> _Tujuan Tugas a_: Menurut artikel tentang kehumasan Kejaksaan, materi apa yang dibawakan Ketut Sumedana saat memberi kuliah kepada siswa PPPJ?

> _Teks Sumber_:
JAKARTA - Dasar yang baik dipengaruhi oleh kepercayaan publik (public trust) atas pelayanan, kinerja, dan manfaatnya kepada masyarakat. Dalam dunia penegakan hukum juga harus memiliki public relation (PR) yang andal untuk membuat tren kepercayaan publik terjaga, konsisten, bahkan mengalami peningkatan dari hari ke hari.

Andal berarti mengerti tugas pokok dan fungsi (tupoksi), memahami hal yang terjadi pada setiap sudut institusi sampai pada tingkat daerah terkecil dan terluar, serta mampu mengantisipasi setiap gejala, gejolak dan gesekan yang terjadi dengan komunikasi.

Hal itu dikatakan Kepala Pusat Penerangan Hukum (Kapuspenkum) Kejaksaan Agung (Kejagung), Ketut Sumedana saat memberikan kuliah siswa Pendidikan dan Pelatihan Pembentukan Jaksa (PPPJ) dengan materi public speaking, dengan menerapkan protokol kesehatan di Badan Pendidikan dan Pelatihan Kejaksaan, Jakarta, Kamis (18/8).

Menurutnya, gaya komunikasi harus memahami dengan baik kebutuhan institusi di mana tidak semua putusan bisa di-publish menjadi konsumsi media, sebab ada hal kecil yang terkadang dampaknya sangat besar dan luar biasa, serta adapula hal yang terlihat besar tetapi tidak menimbulkan ekses apapun. Untuk itu, perlu dilakukan analisis pada setiap pemberitaan yang mengandung makna perkembangan tren yang terjadi.

Ketut yang juga penulis bukuBale Mediasi Dalam Pembaruan Hukum Nasional dan Mediasi Penal Dalam Sistem Peradilan Berbasis Nilai - Nilai Pancasila mengatakan, institusi besar seperti Kejaksaan harus memiliki humas atau Pusat Penerangan Hukum (Puspenkum) yang andal dan tidak saja cerdas dalam berbicara, namun juga harus mempunyai kepekaan intelijensia.

"Posisi kehumasan sangat memegang peranan untuk membangun suatu institusi menjadi besar atau bahkan merosot," kata dia.

(Daftar wilayah beranotasi)
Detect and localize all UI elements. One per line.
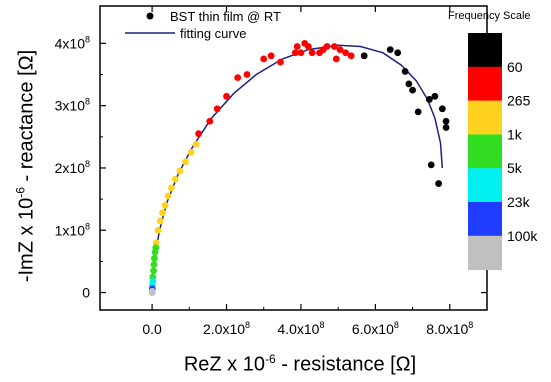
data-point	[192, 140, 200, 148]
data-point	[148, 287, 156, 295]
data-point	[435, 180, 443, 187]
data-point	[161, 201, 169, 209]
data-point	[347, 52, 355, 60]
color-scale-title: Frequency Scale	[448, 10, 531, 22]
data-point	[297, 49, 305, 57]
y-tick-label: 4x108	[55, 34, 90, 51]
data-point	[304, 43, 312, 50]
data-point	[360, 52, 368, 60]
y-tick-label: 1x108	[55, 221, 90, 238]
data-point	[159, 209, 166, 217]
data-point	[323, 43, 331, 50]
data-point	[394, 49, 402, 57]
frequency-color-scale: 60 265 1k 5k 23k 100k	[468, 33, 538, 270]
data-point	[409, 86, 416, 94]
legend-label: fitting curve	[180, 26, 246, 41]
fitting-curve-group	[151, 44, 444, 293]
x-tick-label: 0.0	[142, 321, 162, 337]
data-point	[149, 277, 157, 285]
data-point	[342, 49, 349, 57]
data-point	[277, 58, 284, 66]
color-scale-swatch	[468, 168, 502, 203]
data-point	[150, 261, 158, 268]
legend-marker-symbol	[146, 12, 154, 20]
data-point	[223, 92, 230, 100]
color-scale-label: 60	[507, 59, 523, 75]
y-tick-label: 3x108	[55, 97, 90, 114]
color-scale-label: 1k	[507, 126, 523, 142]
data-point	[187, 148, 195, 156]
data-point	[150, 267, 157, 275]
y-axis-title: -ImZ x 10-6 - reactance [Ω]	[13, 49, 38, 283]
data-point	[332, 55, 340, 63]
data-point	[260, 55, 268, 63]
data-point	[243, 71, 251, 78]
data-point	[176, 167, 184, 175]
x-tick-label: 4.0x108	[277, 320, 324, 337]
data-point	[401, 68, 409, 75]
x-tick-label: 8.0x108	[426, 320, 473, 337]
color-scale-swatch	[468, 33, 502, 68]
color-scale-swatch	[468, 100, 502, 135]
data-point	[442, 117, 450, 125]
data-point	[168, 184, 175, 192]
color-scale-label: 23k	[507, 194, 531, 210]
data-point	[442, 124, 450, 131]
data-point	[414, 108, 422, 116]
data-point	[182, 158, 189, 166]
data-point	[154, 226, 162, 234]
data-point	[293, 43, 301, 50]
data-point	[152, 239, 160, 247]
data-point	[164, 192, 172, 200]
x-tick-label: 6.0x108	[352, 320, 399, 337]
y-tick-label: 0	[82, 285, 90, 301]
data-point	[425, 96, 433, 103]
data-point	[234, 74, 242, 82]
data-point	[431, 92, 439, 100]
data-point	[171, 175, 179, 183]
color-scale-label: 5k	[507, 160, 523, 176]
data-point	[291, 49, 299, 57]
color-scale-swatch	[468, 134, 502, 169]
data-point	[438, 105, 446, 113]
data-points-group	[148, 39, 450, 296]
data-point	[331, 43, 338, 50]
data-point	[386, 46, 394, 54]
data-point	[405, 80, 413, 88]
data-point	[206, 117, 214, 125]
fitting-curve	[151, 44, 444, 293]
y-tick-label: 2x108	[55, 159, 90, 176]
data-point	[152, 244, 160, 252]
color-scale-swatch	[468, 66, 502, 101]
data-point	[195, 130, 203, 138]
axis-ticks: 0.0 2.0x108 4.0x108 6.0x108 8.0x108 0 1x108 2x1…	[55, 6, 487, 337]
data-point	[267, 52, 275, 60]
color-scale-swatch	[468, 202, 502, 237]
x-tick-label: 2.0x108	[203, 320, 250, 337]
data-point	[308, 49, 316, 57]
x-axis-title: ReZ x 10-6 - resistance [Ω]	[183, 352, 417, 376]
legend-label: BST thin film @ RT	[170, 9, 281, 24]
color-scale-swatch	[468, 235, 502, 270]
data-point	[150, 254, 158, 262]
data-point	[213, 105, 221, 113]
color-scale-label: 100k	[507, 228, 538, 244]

> _Tujuan Tugas b_: Kumpulkan setiap baris catatan yang memuat kata "swatch".

> _Hasil yang Diharapkan a_: Materi public speaking.

> _Hasil yang Diharapkan b_:
color-scale-swatch	[468, 168, 502, 203]
color-scale-swatch	[468, 33, 502, 68]
color-scale-swatch	[468, 100, 502, 135]
color-scale-swatch	[468, 134, 502, 169]
color-scale-swatch	[468, 66, 502, 101]
color-scale-swatch	[468, 202, 502, 237]
color-scale-swatch	[468, 235, 502, 270]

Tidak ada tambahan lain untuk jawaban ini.